___ Extract to read

Both the ReadyNAS Ultra4 and the ReadyNAS Pro (RNDP6350) were configured using a single user account that was the same as the administrator account. Both devices were loaded with a sample 256 MB test folder of files of various sizes and types, including some executables.
The Egnyte addon does not show the transfer rate of the devices, so I had to make some assumptions based on the utilization graphs coming from my router (running Astaro Home). It was clearly evident that the ReadyNAS Ultra4 is much slower to transfer than the Pro. On average, the Pro used about 50% more bandwidth than the Ultra.
Specific bandwidth numbers ranged from 1.1 Mbps to 2 Mbps for the Pro, versus the Ultra which maxed out at 1 Mbps. I can attribute this to the processor differences, since Egnyte encrypts backups using 128-bit AES encryption before sending.
The Pro, which uses an Intel 1.8GHz E2160 Dual-Core CPU, will outpace the Ultra4’s single-core D410 Atom any day with this kind of task. However, both paled in comparison to the 7 Mbps upload speed on my Core i7-920 Windows desktop running Egnyte Desktop (see below) pushed out. Thankfully, Egnyte offers a percentage-based network throttling setting so to not completely eat all the upload bandwidth available on your network connection. (I have 25 / 25 FiOS service.)
The Egnyte Desktop edition of Egnyte software set up very similarly to the NAS addon. It also uses a browser to manage settings, meaning that there is a web server running on a special port on the machine it's installed on. This could pose a problem on an office network with a security-minded IT staff, though.
Configuration via the browser interface was easy, and automatic backup can be configured to sync any number of folders. Synchronization can be scheduled for early morning, or to happen on a periodic basis. This is also true for the NAS addon.
Access, Support, Security
Accessing your files is done mainly through the web portal, which is fairly easy to use (see the Gallery). If you are deemed worthy enough by the admin to be a Power User, additional access is available via the desktop application that makes your cloud shares show up as network shares on your machine.
Files can be “shared” via email links if you are a standard or power user, as this happens through the web portal.
An interesting feature of the portal is users can tag certain files, and use those tags to quickly find all tagged files, like a saved search. The search feature itself is also quite good, and will search inside of text files that it can read, along with searching basic file names.

______
___ Recorded information

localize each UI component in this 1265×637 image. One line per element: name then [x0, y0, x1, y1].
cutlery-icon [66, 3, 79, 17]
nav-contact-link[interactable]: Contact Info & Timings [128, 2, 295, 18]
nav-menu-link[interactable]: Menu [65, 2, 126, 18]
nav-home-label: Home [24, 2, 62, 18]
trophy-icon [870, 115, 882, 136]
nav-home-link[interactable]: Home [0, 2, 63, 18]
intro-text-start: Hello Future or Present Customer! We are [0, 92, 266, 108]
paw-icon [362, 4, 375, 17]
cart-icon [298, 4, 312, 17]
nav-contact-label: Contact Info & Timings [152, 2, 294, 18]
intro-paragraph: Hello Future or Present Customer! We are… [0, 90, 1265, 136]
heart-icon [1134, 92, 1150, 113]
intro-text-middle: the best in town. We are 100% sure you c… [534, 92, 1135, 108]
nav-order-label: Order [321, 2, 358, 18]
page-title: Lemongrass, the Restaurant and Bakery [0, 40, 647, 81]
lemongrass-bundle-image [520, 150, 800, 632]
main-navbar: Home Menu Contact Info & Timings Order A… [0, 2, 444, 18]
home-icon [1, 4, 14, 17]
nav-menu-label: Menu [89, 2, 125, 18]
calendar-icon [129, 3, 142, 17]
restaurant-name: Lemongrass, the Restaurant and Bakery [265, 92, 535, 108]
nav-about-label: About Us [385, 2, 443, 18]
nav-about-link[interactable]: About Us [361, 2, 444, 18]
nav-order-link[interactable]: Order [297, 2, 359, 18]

______

Your tasks
1 > Name every processor mentioned in the text on Egnyte backup, along with the machine each one runs in.
2 > Turn the paragraph in the text on Egnyte backup that begins "Configuration via the browser interface" into a short bulleted list that keeps its main facts.
The entries come from a separate source, unrelated to the text on Egnyte backup.

Set of answers
1 >
- Intel 1.8GHz E2160 Dual-Core CPU: ReadyNAS Pro
- Single-core D410 Atom: ReadyNAS Ultra4
- Core i7-920: Windows desktop running Egnyte Desktop

2 >
- Setup through the browser interface was easy.
- Automatic backup can sync any number of folders.
- Syncing can be scheduled for early morning or set to run periodically.
- The same holds for the NAS addon.